Reproduce exactly the lines below, starting with the line that contains "Decode this image" and ending with the last line of the records, both included, and nothing else.
■ ■ ■ ■ ■ ■ ■
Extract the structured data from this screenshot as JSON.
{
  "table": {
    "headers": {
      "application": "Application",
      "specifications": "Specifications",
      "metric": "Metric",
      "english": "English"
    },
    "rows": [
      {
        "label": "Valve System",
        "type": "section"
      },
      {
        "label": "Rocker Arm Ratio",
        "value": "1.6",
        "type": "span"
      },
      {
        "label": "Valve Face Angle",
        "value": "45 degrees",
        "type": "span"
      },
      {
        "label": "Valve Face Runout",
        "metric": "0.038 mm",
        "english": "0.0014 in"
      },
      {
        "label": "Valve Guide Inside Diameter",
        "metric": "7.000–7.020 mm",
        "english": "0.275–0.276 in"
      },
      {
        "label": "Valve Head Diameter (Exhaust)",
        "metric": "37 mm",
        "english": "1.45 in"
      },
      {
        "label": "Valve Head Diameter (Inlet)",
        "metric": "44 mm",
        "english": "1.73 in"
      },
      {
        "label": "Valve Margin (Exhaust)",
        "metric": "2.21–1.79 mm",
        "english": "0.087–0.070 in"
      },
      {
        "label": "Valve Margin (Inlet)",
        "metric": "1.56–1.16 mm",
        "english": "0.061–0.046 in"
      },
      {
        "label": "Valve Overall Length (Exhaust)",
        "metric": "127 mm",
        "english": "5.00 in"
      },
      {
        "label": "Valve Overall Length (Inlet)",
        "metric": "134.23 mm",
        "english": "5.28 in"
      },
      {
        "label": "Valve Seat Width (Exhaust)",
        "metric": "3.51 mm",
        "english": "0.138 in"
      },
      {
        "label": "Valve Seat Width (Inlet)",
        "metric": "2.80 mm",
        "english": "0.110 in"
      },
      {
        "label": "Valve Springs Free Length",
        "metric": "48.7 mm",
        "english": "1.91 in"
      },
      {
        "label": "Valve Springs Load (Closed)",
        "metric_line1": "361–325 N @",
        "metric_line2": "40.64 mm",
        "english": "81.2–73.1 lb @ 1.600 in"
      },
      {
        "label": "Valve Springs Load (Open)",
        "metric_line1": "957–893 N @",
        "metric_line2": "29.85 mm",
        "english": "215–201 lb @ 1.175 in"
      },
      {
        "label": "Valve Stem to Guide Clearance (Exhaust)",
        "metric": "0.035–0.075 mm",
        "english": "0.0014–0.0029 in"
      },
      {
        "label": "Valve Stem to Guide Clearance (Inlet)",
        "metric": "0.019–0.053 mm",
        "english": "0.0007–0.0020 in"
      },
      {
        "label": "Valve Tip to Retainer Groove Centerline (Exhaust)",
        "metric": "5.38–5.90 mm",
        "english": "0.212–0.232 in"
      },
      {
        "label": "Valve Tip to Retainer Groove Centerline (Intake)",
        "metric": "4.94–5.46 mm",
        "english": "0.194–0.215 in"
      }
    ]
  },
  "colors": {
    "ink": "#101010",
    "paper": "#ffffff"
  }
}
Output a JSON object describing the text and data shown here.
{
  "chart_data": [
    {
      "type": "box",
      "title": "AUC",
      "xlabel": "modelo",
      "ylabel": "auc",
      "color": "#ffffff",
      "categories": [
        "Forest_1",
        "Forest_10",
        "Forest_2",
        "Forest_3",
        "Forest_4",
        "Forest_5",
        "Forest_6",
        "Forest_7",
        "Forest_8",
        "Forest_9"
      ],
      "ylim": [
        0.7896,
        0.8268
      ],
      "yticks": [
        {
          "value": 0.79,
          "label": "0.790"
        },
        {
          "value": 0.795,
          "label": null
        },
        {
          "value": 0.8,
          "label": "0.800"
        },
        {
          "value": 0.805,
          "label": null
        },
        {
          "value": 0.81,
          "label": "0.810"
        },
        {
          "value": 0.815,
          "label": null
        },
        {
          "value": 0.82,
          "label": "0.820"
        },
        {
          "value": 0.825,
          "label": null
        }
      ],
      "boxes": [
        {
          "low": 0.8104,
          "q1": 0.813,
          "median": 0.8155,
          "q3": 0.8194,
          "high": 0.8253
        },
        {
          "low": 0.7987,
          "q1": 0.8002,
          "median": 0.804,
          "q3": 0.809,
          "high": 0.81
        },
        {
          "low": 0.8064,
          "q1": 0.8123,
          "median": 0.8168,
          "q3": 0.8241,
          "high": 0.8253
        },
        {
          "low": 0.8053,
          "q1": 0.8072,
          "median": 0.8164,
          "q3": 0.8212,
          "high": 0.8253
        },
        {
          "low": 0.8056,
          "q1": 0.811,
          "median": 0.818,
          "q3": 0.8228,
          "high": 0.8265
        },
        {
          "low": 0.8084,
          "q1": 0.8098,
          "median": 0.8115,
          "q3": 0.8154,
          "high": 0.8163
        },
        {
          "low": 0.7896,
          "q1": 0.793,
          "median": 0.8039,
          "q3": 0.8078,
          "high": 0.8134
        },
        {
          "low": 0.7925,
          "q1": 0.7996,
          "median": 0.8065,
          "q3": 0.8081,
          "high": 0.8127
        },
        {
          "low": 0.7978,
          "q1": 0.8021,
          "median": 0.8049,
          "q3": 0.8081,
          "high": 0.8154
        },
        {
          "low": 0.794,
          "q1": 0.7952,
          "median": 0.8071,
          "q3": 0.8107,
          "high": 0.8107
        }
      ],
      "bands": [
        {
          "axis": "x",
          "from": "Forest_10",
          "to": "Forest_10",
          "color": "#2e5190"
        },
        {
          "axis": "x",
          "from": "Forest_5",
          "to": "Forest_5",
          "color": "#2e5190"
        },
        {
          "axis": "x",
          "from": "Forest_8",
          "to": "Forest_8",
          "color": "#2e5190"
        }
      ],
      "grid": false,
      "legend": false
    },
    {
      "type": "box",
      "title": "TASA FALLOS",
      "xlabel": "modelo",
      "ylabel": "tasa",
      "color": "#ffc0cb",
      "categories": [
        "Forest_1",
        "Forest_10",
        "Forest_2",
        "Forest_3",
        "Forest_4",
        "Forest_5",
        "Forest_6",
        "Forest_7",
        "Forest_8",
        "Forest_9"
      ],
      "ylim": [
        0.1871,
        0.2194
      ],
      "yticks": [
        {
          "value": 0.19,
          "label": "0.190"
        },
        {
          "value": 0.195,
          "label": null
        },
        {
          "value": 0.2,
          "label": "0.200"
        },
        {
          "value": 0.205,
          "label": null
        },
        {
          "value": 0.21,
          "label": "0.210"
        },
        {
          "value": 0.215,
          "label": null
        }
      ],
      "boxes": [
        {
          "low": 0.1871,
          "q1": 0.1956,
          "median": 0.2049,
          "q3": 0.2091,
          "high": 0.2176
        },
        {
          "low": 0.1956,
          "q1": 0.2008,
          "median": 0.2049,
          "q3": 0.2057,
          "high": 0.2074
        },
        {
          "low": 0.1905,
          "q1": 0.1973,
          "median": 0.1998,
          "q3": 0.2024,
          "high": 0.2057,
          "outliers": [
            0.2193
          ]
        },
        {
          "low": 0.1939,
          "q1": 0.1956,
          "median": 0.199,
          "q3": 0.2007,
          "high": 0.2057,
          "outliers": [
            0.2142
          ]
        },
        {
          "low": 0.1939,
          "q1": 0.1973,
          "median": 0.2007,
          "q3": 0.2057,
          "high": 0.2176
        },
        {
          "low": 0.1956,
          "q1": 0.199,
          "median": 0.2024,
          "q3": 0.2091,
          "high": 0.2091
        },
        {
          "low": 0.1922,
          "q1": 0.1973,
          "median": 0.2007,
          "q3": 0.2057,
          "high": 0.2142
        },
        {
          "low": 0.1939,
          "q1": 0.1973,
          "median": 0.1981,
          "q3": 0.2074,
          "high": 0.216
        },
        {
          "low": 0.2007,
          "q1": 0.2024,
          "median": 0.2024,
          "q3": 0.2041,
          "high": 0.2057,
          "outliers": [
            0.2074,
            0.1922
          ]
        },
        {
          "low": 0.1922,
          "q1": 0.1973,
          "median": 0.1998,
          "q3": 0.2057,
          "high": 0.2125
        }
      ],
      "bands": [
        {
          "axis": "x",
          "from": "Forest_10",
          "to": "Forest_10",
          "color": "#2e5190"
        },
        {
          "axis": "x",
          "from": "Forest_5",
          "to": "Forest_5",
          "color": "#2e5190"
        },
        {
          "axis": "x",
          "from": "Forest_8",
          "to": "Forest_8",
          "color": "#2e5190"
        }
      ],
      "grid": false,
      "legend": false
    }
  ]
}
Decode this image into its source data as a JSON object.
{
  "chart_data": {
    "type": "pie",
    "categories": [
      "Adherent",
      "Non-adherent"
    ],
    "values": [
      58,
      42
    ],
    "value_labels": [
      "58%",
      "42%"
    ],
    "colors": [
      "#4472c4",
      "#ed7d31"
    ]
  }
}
■ ■ ■ ■ ■ ■ ■
■ The response
Decode this image into its source data as a JSON object.
{
  "chart_data": {
    "type": "pie",
    "categories": [
      "Adherent",
      "Non-adherent"
    ],
    "values": [
      58,
      42
    ],
    "value_labels": [
      "58%",
      "42%"
    ],
    "colors": [
      "#4472c4",
      "#ed7d31"
    ]
  }
}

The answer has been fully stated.